| Entries taken from a collection |
################

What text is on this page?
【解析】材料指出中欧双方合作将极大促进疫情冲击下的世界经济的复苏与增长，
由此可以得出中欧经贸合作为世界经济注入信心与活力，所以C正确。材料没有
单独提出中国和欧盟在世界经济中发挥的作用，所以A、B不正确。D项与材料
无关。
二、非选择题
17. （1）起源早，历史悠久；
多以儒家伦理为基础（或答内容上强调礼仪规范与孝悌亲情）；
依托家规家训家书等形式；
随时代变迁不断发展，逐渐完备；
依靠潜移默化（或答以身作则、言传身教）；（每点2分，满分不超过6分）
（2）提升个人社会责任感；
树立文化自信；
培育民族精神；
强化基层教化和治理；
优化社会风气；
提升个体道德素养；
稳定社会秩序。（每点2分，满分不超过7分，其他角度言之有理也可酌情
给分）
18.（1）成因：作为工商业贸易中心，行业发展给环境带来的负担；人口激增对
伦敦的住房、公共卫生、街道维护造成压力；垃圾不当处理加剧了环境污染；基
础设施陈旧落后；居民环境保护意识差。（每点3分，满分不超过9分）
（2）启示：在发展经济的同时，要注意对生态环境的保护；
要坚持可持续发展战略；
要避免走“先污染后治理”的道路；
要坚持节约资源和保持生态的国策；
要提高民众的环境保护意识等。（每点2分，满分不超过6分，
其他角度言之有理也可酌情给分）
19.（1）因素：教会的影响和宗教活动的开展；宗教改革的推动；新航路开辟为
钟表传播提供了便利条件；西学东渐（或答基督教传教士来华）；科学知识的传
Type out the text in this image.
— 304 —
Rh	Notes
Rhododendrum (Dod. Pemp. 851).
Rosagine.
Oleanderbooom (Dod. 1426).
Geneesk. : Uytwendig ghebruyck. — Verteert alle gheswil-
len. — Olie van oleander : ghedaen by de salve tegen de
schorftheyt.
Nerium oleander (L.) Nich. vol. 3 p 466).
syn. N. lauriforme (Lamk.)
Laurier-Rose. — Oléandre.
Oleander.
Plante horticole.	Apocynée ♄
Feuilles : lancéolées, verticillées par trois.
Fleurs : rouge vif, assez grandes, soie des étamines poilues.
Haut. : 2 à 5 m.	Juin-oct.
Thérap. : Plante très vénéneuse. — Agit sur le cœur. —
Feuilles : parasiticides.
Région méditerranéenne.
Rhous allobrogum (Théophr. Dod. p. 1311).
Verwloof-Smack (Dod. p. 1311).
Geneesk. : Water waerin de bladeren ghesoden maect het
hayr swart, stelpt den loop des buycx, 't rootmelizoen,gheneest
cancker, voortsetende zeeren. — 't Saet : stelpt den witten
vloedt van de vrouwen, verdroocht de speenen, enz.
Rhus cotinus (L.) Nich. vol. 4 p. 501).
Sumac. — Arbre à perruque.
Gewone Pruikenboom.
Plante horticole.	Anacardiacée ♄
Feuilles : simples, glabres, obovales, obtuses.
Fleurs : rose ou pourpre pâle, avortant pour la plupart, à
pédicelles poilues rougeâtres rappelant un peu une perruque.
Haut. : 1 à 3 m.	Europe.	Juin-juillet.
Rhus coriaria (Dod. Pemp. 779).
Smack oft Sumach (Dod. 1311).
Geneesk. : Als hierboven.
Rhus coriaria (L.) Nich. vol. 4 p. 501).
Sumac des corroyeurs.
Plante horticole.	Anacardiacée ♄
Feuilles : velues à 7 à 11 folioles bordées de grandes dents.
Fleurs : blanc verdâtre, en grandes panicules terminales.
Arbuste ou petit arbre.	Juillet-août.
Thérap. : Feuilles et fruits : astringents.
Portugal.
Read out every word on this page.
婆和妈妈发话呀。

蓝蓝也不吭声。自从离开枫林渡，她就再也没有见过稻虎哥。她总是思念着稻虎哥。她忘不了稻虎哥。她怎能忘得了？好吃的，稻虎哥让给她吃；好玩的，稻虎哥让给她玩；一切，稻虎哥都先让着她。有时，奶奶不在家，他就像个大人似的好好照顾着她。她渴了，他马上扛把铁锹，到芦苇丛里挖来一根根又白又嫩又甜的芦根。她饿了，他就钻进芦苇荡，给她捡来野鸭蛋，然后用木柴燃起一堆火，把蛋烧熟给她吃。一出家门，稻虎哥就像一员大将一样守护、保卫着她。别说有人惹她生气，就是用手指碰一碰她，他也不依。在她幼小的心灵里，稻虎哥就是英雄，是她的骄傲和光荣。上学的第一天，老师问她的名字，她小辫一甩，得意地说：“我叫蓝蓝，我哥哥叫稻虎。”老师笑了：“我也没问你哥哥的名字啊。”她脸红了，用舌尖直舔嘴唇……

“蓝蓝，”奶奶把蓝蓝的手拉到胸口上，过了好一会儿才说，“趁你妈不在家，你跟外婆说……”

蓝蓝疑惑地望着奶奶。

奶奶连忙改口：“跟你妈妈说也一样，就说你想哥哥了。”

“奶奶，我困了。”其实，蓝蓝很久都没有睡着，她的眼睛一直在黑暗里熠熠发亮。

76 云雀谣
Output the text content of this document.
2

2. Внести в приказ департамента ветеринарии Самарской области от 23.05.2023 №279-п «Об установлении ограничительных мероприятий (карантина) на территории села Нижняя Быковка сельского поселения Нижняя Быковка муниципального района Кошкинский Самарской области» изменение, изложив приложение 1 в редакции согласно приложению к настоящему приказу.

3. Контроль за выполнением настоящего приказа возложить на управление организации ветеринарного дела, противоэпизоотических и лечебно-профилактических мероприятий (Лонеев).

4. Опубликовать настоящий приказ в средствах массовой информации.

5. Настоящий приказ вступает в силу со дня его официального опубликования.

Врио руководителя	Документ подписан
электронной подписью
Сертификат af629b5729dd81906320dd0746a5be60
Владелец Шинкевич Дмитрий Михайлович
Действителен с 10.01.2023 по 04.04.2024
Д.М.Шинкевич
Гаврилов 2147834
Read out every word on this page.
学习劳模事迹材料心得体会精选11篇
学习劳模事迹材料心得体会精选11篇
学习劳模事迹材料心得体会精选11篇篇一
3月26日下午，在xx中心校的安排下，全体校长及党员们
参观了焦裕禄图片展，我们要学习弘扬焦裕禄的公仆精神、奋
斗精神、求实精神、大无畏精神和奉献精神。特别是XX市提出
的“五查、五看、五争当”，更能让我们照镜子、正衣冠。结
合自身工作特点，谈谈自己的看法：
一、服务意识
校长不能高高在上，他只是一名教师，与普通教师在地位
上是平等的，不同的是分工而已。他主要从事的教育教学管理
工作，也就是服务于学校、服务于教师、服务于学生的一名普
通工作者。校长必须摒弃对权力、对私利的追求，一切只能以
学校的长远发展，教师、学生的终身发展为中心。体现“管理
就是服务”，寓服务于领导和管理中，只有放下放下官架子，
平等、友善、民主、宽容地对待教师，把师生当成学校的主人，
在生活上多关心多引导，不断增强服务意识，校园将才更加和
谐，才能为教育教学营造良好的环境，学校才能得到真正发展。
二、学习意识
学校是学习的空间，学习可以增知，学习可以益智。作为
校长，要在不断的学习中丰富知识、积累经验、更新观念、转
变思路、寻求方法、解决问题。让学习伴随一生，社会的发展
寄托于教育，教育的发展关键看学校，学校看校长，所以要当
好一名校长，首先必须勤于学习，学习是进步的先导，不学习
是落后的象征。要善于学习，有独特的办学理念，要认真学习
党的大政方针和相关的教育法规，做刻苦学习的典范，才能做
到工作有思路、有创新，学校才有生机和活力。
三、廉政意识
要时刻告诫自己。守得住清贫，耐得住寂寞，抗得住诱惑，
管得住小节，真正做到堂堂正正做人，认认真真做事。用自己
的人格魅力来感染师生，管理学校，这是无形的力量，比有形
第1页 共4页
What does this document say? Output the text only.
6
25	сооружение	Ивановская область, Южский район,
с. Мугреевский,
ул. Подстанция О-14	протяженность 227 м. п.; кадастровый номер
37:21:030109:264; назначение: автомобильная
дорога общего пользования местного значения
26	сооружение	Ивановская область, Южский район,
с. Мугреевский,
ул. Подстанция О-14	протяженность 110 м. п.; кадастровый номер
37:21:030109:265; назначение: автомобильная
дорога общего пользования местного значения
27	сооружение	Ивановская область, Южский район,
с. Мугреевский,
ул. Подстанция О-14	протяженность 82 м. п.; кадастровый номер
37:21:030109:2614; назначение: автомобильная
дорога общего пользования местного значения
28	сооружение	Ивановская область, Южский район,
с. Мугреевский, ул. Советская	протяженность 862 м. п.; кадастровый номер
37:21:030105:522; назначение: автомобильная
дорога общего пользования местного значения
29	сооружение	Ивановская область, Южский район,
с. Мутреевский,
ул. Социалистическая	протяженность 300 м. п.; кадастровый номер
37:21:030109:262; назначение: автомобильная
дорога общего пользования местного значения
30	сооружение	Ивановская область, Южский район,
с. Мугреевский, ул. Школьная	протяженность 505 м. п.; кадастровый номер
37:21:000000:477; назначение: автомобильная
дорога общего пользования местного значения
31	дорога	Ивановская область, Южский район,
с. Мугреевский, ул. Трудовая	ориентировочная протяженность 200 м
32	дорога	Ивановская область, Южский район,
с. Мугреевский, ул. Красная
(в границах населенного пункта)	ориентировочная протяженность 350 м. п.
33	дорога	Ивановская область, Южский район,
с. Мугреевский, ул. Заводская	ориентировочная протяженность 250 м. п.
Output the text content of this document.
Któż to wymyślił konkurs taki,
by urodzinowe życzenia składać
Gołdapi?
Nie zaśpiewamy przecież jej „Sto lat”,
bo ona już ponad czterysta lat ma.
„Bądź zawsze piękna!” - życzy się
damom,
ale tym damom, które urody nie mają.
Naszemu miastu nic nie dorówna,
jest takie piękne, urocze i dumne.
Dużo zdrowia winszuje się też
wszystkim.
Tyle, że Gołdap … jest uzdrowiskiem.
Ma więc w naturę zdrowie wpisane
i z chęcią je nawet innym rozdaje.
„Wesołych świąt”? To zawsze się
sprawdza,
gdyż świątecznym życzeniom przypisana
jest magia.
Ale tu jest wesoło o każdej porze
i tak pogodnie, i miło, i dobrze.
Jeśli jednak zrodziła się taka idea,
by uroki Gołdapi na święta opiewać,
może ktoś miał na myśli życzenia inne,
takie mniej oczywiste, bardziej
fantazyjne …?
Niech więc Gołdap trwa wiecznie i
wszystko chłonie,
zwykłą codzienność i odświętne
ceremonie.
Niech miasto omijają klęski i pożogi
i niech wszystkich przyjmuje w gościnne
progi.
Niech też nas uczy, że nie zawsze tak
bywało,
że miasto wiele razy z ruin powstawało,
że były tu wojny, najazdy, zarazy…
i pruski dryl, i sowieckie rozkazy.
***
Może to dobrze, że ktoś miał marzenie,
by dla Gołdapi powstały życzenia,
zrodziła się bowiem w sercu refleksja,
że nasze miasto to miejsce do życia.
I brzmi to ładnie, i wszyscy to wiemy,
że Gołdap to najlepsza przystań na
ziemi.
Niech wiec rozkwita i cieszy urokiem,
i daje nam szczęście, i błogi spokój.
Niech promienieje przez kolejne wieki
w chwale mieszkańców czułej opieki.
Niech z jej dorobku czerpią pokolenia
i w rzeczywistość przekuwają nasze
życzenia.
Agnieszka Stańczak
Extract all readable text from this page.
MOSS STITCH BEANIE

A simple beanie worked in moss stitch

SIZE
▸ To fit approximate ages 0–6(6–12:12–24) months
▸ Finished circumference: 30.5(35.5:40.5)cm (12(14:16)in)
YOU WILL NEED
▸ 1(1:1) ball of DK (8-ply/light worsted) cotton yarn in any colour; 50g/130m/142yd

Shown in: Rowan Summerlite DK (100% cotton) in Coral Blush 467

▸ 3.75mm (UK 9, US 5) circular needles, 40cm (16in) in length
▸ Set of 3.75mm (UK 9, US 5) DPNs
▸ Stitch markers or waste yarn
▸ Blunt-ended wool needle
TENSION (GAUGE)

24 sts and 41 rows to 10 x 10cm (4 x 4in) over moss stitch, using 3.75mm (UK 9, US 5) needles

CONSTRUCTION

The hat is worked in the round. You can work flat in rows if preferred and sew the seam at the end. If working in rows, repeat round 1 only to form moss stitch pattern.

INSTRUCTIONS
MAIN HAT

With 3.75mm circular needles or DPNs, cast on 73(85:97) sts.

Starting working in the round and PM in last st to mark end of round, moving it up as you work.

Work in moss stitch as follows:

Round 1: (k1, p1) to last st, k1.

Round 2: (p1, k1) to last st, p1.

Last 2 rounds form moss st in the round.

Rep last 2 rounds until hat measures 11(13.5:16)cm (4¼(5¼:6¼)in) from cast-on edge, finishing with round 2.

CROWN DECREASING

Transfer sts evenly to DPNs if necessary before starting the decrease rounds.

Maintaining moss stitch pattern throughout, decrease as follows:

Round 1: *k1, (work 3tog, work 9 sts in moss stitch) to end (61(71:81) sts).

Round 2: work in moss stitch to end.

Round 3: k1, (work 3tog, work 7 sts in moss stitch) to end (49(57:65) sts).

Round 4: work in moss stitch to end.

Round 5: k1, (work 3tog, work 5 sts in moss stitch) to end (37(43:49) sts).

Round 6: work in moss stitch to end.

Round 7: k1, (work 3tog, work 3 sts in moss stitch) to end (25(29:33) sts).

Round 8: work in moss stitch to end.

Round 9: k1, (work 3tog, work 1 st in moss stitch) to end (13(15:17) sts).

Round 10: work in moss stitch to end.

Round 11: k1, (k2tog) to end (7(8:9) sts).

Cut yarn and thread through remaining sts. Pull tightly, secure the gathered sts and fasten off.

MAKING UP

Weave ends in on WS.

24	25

################

| Given request |
Search the data above for the string "perruque" and copy each line that has it.

| Task result |
Sumac. — Arbre à perruque.
pédicelles poilues rougeâtres rappelant un peu une perruque.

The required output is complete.